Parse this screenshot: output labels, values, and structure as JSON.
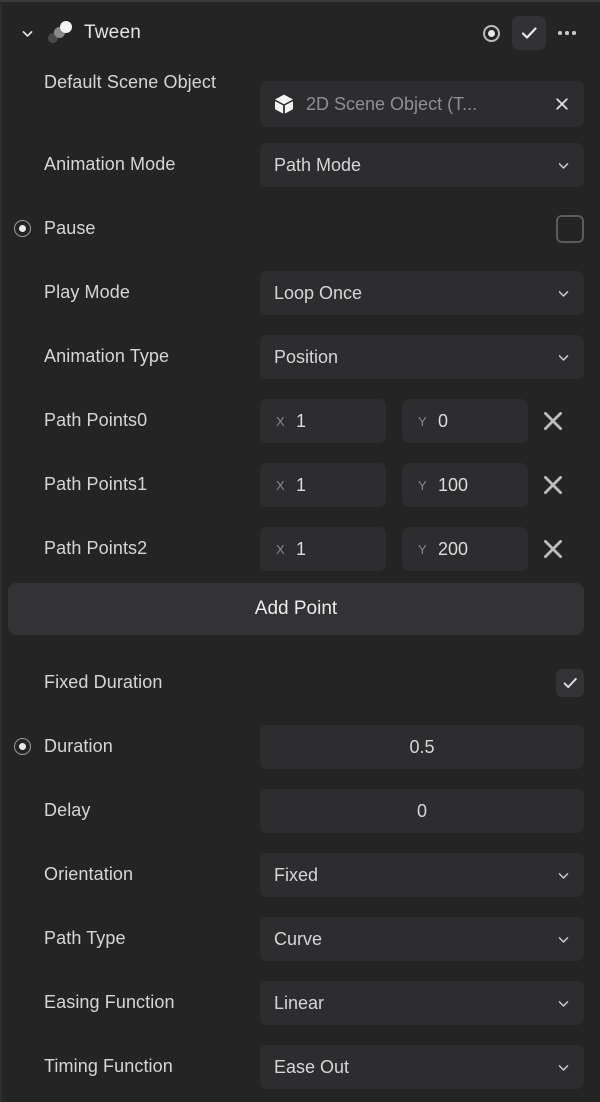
{
  "panel": {
    "title": "Tween",
    "icon": "tween-motion-icon",
    "collapse_icon": "chevron-down-icon",
    "actions": [
      {
        "name": "record-keyframe-button",
        "icon": "record-icon",
        "active": false
      },
      {
        "name": "enable-toggle-button",
        "icon": "check-icon",
        "active": true
      },
      {
        "name": "more-options-button",
        "icon": "ellipsis-icon",
        "active": false
      }
    ]
  },
  "fields": {
    "default_scene_object": {
      "label": "Default Scene Object",
      "value": "2D Scene Object (T...",
      "object_icon": "cube-icon",
      "clear_icon": "close-icon"
    },
    "animation_mode": {
      "label": "Animation Mode",
      "value": "Path Mode"
    },
    "pause": {
      "label": "Pause",
      "checked": false,
      "keyframe": true
    },
    "play_mode": {
      "label": "Play Mode",
      "value": "Loop Once"
    },
    "animation_type": {
      "label": "Animation Type",
      "value": "Position"
    },
    "fixed_duration": {
      "label": "Fixed Duration",
      "checked": true
    },
    "duration": {
      "label": "Duration",
      "value": "0.5",
      "keyframe": true
    },
    "delay": {
      "label": "Delay",
      "value": "0"
    },
    "orientation": {
      "label": "Orientation",
      "value": "Fixed"
    },
    "path_type": {
      "label": "Path Type",
      "value": "Curve"
    },
    "easing_function": {
      "label": "Easing Function",
      "value": "Linear"
    },
    "timing_function": {
      "label": "Timing Function",
      "value": "Ease Out"
    }
  },
  "path_points": {
    "x_axis_label": "X",
    "y_axis_label": "Y",
    "remove_icon": "close-icon",
    "items": [
      {
        "label": "Path Points0",
        "x": "1",
        "y": "0"
      },
      {
        "label": "Path Points1",
        "x": "1",
        "y": "100"
      },
      {
        "label": "Path Points2",
        "x": "1",
        "y": "200"
      }
    ]
  },
  "add_point_button": {
    "label": "Add Point"
  },
  "colors": {
    "panel_bg": "#242425",
    "field_bg": "#2d2d2f",
    "button_bg": "#333335",
    "text": "#d6d6d7",
    "muted_text": "#8f8f91",
    "border": "#3a3a3c"
  }
}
________________________
OBJECTIVE:
Repeat the data exactly, excluding the pictures.

EXERCISE RESPONSE:
Parse this screenshot: output labels, values, and structure as JSON.
{
  "panel": {
    "title": "Tween",
    "icon": "tween-motion-icon",
    "collapse_icon": "chevron-down-icon",
    "actions": [
      {
        "name": "record-keyframe-button",
        "icon": "record-icon",
        "active": false
      },
      {
        "name": "enable-toggle-button",
        "icon": "check-icon",
        "active": true
      },
      {
        "name": "more-options-button",
        "icon": "ellipsis-icon",
        "active": false
      }
    ]
  },
  "fields": {
    "default_scene_object": {
      "label": "Default Scene Object",
      "value": "2D Scene Object (T...",
      "object_icon": "cube-icon",
      "clear_icon": "close-icon"
    },
    "animation_mode": {
      "label": "Animation Mode",
      "value": "Path Mode"
    },
    "pause": {
      "label": "Pause",
      "checked": false,
      "keyframe": true
    },
    "play_mode": {
      "label": "Play Mode",
      "value": "Loop Once"
    },
    "animation_type": {
      "label": "Animation Type",
      "value": "Position"
    },
    "fixed_duration": {
      "label": "Fixed Duration",
      "checked": true
    },
    "duration": {
      "label": "Duration",
      "value": "0.5",
      "keyframe": true
    },
    "delay": {
      "label": "Delay",
      "value": "0"
    },
    "orientation": {
      "label": "Orientation",
      "value": "Fixed"
    },
    "path_type": {
      "label": "Path Type",
      "value": "Curve"
    },
    "easing_function": {
      "label": "Easing Function",
      "value": "Linear"
    },
    "timing_function": {
      "label": "Timing Function",
      "value": "Ease Out"
    }
  },
  "path_points": {
    "x_axis_label": "X",
    "y_axis_label": "Y",
    "remove_icon": "close-icon",
    "items": [
      {
        "label": "Path Points0",
        "x": "1",
        "y": "0"
      },
      {
        "label": "Path Points1",
        "x": "1",
        "y": "100"
      },
      {
        "label": "Path Points2",
        "x": "1",
        "y": "200"
      }
    ]
  },
  "add_point_button": {
    "label": "Add Point"
  },
  "colors": {
    "panel_bg": "#242425",
    "field_bg": "#2d2d2f",
    "button_bg": "#333335",
    "text": "#d6d6d7",
    "muted_text": "#8f8f91",
    "border": "#3a3a3c"
  }
}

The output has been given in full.